Records from a data source
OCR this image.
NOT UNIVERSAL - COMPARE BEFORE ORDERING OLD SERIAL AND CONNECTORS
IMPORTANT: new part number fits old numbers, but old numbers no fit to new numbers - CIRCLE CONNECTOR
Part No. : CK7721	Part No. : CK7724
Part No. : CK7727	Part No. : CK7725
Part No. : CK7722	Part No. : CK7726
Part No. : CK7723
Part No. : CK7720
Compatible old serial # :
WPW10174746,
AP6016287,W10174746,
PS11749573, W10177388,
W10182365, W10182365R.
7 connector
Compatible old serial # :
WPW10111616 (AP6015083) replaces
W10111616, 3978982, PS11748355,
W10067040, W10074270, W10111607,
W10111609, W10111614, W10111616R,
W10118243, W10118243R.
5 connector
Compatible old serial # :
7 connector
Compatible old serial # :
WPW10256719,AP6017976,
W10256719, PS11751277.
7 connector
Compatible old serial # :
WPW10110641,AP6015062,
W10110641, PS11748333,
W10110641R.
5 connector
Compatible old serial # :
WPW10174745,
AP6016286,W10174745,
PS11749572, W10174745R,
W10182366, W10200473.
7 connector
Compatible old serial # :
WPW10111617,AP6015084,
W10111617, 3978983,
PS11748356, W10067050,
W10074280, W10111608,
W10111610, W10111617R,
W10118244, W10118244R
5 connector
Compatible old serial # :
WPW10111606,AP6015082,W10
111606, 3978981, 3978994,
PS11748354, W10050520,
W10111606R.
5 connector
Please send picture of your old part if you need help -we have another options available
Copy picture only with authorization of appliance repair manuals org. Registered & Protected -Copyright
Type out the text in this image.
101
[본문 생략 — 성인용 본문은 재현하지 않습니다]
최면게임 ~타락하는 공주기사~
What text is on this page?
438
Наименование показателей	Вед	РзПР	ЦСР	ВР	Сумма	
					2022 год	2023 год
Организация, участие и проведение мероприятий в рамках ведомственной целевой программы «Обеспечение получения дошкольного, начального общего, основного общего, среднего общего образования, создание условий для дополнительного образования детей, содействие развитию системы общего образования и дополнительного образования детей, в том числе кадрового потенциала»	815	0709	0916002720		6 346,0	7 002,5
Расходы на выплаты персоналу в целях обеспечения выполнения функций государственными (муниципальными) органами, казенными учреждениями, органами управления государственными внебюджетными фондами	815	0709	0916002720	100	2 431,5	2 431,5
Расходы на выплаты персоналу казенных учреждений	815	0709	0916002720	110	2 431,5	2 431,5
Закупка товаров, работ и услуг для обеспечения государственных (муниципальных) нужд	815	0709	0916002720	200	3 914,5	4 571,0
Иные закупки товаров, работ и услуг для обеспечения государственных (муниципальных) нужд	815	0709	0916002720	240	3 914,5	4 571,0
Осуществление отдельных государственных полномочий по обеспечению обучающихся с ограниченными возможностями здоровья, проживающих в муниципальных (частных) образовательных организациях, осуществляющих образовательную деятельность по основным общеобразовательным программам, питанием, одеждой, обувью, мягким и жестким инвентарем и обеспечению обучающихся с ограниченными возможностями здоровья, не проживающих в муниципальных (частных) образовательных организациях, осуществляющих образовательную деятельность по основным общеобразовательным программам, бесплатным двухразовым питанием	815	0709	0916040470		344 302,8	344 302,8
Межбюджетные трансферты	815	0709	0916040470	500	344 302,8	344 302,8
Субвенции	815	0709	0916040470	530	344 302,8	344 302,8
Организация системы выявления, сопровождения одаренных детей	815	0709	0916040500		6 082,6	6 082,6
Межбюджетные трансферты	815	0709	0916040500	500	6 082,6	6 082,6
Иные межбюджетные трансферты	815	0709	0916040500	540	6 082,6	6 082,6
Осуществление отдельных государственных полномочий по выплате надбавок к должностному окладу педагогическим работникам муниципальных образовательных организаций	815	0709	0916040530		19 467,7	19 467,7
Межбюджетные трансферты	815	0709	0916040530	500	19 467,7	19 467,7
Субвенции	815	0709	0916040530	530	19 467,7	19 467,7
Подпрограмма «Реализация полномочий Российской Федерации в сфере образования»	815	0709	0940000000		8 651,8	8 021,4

**Given exercise**. Return each line of the data exactly as written above.

**Completed exercise**.
OCR this image.
NOT UNIVERSAL - COMPARE BEFORE ORDERING OLD SERIAL AND CONNECTORS
IMPORTANT: new part number fits old numbers, but old numbers no fit to new numbers - CIRCLE CONNECTOR
Part No. : CK7721	Part No. : CK7724
Part No. : CK7727	Part No. : CK7725
Part No. : CK7722	Part No. : CK7726
Part No. : CK7723
Part No. : CK7720
Compatible old serial # :
WPW10174746,
AP6016287,W10174746,
PS11749573, W10177388,
W10182365, W10182365R.
7 connector
Compatible old serial # :
WPW10111616 (AP6015083) replaces
W10111616, 3978982, PS11748355,
W10067040, W10074270, W10111607,
W10111609, W10111614, W10111616R,
W10118243, W10118243R.
5 connector
Compatible old serial # :
7 connector
Compatible old serial # :
WPW10256719,AP6017976,
W10256719, PS11751277.
7 connector
Compatible old serial # :
WPW10110641,AP6015062,
W10110641, PS11748333,
W10110641R.
5 connector
Compatible old serial # :
WPW10174745,
AP6016286,W10174745,
PS11749572, W10174745R,
W10182366, W10200473.
7 connector
Compatible old serial # :
WPW10111617,AP6015084,
W10111617, 3978983,
PS11748356, W10067050,
W10074280, W10111608,
W10111610, W10111617R,
W10118244, W10118244R
5 connector
Compatible old serial # :
WPW10111606,AP6015082,W10
111606, 3978981, 3978994,
PS11748354, W10050520,
W10111606R.
5 connector
Please send picture of your old part if you need help -we have another options available
Copy picture only with authorization of appliance repair manuals org. Registered & Protected -Copyright
Type out the text in this image.
101
[본문 생략 — 성인용 본문은 재현하지 않습니다]
최면게임 ~타락하는 공주기사~
What text is on this page?
438
Наименование показателей	Вед	РзПР	ЦСР	ВР	Сумма	
					2022 год	2023 год
Организация, участие и проведение мероприятий в рамках ведомственной целевой программы «Обеспечение получения дошкольного, начального общего, основного общего, среднего общего образования, создание условий для дополнительного образования детей, содействие развитию системы общего образования и дополнительного образования детей, в том числе кадрового потенциала»	815	0709	0916002720		6 346,0	7 002,5
Расходы на выплаты персоналу в целях обеспечения выполнения функций государственными (муниципальными) органами, казенными учреждениями, органами управления государственными внебюджетными фондами	815	0709	0916002720	100	2 431,5	2 431,5
Расходы на выплаты персоналу казенных учреждений	815	0709	0916002720	110	2 431,5	2 431,5
Закупка товаров, работ и услуг для обеспечения государственных (муниципальных) нужд	815	0709	0916002720	200	3 914,5	4 571,0
Иные закупки товаров, работ и услуг для обеспечения государственных (муниципальных) нужд	815	0709	0916002720	240	3 914,5	4 571,0
Осуществление отдельных государственных полномочий по обеспечению обучающихся с ограниченными возможностями здоровья, проживающих в муниципальных (частных) образовательных организациях, осуществляющих образовательную деятельность по основным общеобразовательным программам, питанием, одеждой, обувью, мягким и жестким инвентарем и обеспечению обучающихся с ограниченными возможностями здоровья, не проживающих в муниципальных (частных) образовательных организациях, осуществляющих образовательную деятельность по основным общеобразовательным программам, бесплатным двухразовым питанием	815	0709	0916040470		344 302,8	344 302,8
Межбюджетные трансферты	815	0709	0916040470	500	344 302,8	344 302,8
Субвенции	815	0709	0916040470	530	344 302,8	344 302,8
Организация системы выявления, сопровождения одаренных детей	815	0709	0916040500		6 082,6	6 082,6
Межбюджетные трансферты	815	0709	0916040500	500	6 082,6	6 082,6
Иные межбюджетные трансферты	815	0709	0916040500	540	6 082,6	6 082,6
Осуществление отдельных государственных полномочий по выплате надбавок к должностному окладу педагогическим работникам муниципальных образовательных организаций	815	0709	0916040530		19 467,7	19 467,7
Межбюджетные трансферты	815	0709	0916040530	500	19 467,7	19 467,7
Субвенции	815	0709	0916040530	530	19 467,7	19 467,7
Подпрограмма «Реализация полномочий Российской Федерации в сфере образования»	815	0709	0940000000		8 651,8	8 021,4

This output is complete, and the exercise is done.